DIRECTIVE: Output every line below without omitting or altering anything.

RECORDS TO PROCESS:
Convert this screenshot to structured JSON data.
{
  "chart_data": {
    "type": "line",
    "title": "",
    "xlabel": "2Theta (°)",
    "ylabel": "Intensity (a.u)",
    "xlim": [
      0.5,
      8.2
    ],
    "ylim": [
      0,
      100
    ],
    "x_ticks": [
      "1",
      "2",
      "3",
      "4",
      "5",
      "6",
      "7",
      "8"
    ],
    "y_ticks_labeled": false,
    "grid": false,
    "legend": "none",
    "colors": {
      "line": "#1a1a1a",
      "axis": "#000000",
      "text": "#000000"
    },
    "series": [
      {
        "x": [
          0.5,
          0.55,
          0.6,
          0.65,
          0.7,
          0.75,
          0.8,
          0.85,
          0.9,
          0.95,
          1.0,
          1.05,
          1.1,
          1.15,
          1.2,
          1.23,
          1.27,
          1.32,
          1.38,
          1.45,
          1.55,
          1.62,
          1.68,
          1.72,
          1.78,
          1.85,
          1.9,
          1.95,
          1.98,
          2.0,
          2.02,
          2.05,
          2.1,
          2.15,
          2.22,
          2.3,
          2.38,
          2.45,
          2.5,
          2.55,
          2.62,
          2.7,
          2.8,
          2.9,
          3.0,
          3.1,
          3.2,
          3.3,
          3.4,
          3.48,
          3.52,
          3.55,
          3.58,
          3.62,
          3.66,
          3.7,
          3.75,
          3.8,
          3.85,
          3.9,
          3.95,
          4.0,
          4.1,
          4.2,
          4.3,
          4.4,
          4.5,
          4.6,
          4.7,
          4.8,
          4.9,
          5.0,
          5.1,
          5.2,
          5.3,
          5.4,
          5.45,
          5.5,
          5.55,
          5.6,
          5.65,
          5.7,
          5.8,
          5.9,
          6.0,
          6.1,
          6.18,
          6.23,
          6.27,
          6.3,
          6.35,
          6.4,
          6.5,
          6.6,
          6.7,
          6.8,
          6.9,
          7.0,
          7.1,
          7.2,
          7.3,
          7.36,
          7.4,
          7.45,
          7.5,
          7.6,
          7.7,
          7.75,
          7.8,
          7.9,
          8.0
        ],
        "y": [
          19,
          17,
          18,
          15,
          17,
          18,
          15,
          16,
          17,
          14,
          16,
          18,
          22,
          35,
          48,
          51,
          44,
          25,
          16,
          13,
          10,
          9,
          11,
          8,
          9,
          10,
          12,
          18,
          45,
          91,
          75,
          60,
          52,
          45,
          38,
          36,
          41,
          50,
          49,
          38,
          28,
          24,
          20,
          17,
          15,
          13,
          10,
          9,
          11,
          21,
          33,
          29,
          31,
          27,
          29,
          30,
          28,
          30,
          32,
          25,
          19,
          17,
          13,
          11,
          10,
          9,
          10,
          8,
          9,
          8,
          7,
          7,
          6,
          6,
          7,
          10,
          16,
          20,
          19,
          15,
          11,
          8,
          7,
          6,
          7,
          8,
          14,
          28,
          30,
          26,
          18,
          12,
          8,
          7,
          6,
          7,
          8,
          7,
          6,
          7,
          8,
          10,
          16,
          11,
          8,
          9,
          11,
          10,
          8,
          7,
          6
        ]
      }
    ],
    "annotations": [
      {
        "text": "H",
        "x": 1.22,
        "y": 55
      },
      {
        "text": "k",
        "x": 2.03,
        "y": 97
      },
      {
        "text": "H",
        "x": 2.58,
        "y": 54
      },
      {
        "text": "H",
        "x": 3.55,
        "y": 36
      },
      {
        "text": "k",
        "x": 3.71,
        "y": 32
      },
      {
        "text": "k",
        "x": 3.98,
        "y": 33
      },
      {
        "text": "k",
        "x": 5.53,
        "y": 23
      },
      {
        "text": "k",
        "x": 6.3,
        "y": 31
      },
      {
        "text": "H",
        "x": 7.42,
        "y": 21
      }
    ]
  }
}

WRITTEN RESPONSE:
Convert this screenshot to structured JSON data.
{
  "chart_data": {
    "type": "line",
    "title": "",
    "xlabel": "2Theta (°)",
    "ylabel": "Intensity (a.u)",
    "xlim": [
      0.5,
      8.2
    ],
    "ylim": [
      0,
      100
    ],
    "x_ticks": [
      "1",
      "2",
      "3",
      "4",
      "5",
      "6",
      "7",
      "8"
    ],
    "y_ticks_labeled": false,
    "grid": false,
    "legend": "none",
    "colors": {
      "line": "#1a1a1a",
      "axis": "#000000",
      "text": "#000000"
    },
    "series": [
      {
        "x": [
          0.5,
          0.55,
          0.6,
          0.65,
          0.7,
          0.75,
          0.8,
          0.85,
          0.9,
          0.95,
          1.0,
          1.05,
          1.1,
          1.15,
          1.2,
          1.23,
          1.27,
          1.32,
          1.38,
          1.45,
          1.55,
          1.62,
          1.68,
          1.72,
          1.78,
          1.85,
          1.9,
          1.95,
          1.98,
          2.0,
          2.02,
          2.05,
          2.1,
          2.15,
          2.22,
          2.3,
          2.38,
          2.45,
          2.5,
          2.55,
          2.62,
          2.7,
          2.8,
          2.9,
          3.0,
          3.1,
          3.2,
          3.3,
          3.4,
          3.48,
          3.52,
          3.55,
          3.58,
          3.62,
          3.66,
          3.7,
          3.75,
          3.8,
          3.85,
          3.9,
          3.95,
          4.0,
          4.1,
          4.2,
          4.3,
          4.4,
          4.5,
          4.6,
          4.7,
          4.8,
          4.9,
          5.0,
          5.1,
          5.2,
          5.3,
          5.4,
          5.45,
          5.5,
          5.55,
          5.6,
          5.65,
          5.7,
          5.8,
          5.9,
          6.0,
          6.1,
          6.18,
          6.23,
          6.27,
          6.3,
          6.35,
          6.4,
          6.5,
          6.6,
          6.7,
          6.8,
          6.9,
          7.0,
          7.1,
          7.2,
          7.3,
          7.36,
          7.4,
          7.45,
          7.5,
          7.6,
          7.7,
          7.75,
          7.8,
          7.9,
          8.0
        ],
        "y": [
          19,
          17,
          18,
          15,
          17,
          18,
          15,
          16,
          17,
          14,
          16,
          18,
          22,
          35,
          48,
          51,
          44,
          25,
          16,
          13,
          10,
          9,
          11,
          8,
          9,
          10,
          12,
          18,
          45,
          91,
          75,
          60,
          52,
          45,
          38,
          36,
          41,
          50,
          49,
          38,
          28,
          24,
          20,
          17,
          15,
          13,
          10,
          9,
          11,
          21,
          33,
          29,
          31,
          27,
          29,
          30,
          28,
          30,
          32,
          25,
          19,
          17,
          13,
          11,
          10,
          9,
          10,
          8,
          9,
          8,
          7,
          7,
          6,
          6,
          7,
          10,
          16,
          20,
          19,
          15,
          11,
          8,
          7,
          6,
          7,
          8,
          14,
          28,
          30,
          26,
          18,
          12,
          8,
          7,
          6,
          7,
          8,
          7,
          6,
          7,
          8,
          10,
          16,
          11,
          8,
          9,
          11,
          10,
          8,
          7,
          6
        ]
      }
    ],
    "annotations": [
      {
        "text": "H",
        "x": 1.22,
        "y": 55
      },
      {
        "text": "k",
        "x": 2.03,
        "y": 97
      },
      {
        "text": "H",
        "x": 2.58,
        "y": 54
      },
      {
        "text": "H",
        "x": 3.55,
        "y": 36
      },
      {
        "text": "k",
        "x": 3.71,
        "y": 32
      },
      {
        "text": "k",
        "x": 3.98,
        "y": 33
      },
      {
        "text": "k",
        "x": 5.53,
        "y": 23
      },
      {
        "text": "k",
        "x": 6.3,
        "y": 31
      },
      {
        "text": "H",
        "x": 7.42,
        "y": 21
      }
    ]
  }
}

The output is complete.